Saved entries
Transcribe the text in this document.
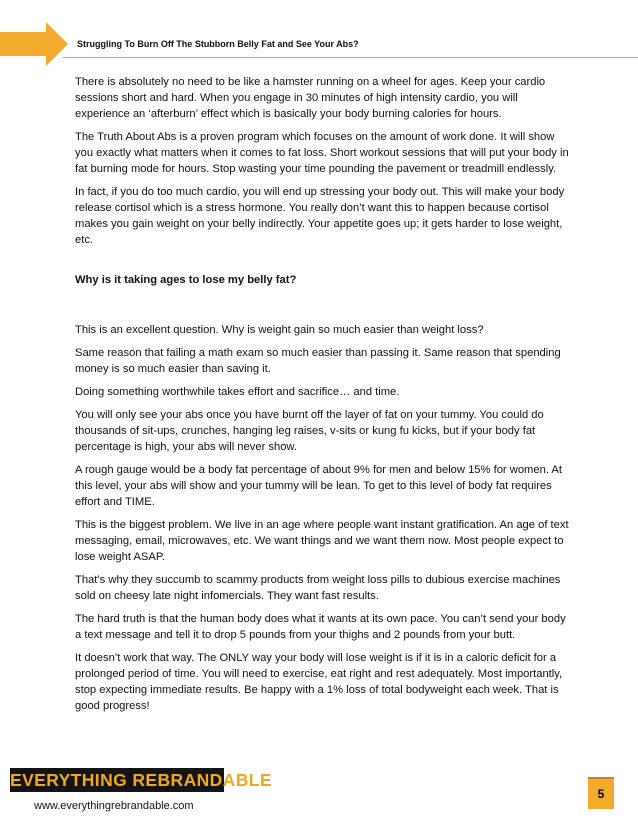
Struggling To Burn Off The Stubborn Belly Fat and See Your Abs?

There is absolutely no need to be like a hamster running on a wheel for ages. Keep your cardio sessions short and hard. When you engage in 30 minutes of high intensity cardio, you will experience an ‘afterburn’ effect which is basically your body burning calories for hours.

The Truth About Abs is a proven program which focuses on the amount of work done. It will show you exactly what matters when it comes to fat loss. Short workout sessions that will put your body in fat burning mode for hours. Stop wasting your time pounding the pavement or treadmill endlessly.

In fact, if you do too much cardio, you will end up stressing your body out. This will make your body release cortisol which is a stress hormone. You really don’t want this to happen because cortisol makes you gain weight on your belly indirectly. Your appetite goes up; it gets harder to lose weight, etc.

Why is it taking ages to lose my belly fat?

This is an excellent question. Why is weight gain so much easier than weight loss?

Same reason that failing a math exam so much easier than passing it. Same reason that spending money is so much easier than saving it.

Doing something worthwhile takes effort and sacrifice… and time.

You will only see your abs once you have burnt off the layer of fat on your tummy. You could do thousands of sit-ups, crunches, hanging leg raises, v-sits or kung fu kicks, but if your body fat percentage is high, your abs will never show.

A rough gauge would be a body fat percentage of about 9% for men and below 15% for women. At this level, your abs will show and your tummy will be lean. To get to this level of body fat requires effort and TIME.

This is the biggest problem. We live in an age where people want instant gratification. An age of text messaging, email, microwaves, etc. We want things and we want them now. Most people expect to lose weight ASAP.

That’s why they succumb to scammy products from weight loss pills to dubious exercise machines sold on cheesy late night infomercials. They want fast results.

The hard truth is that the human body does what it wants at its own pace. You can’t send your body a text message and tell it to drop 5 pounds from your thighs and 2 pounds from your butt.

It doesn’t work that way. The ONLY way your body will lose weight is if it is in a caloric deficit for a prolonged period of time. You will need to exercise, eat right and rest adequately. Most importantly, stop expecting immediate results. Be happy with a 1% loss of total bodyweight each week. That is good progress!

EVERYTHING REBRANDABLE
www.everythingrebrandable.com
5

**Aim of the exercise**
Copy every line that includes the string "easier" from the material above.

**Written reply**
This is an excellent question. Why is weight gain so much easier than weight loss?
Same reason that failing a math exam so much easier than passing it. Same reason that spending money is so much easier than saving it.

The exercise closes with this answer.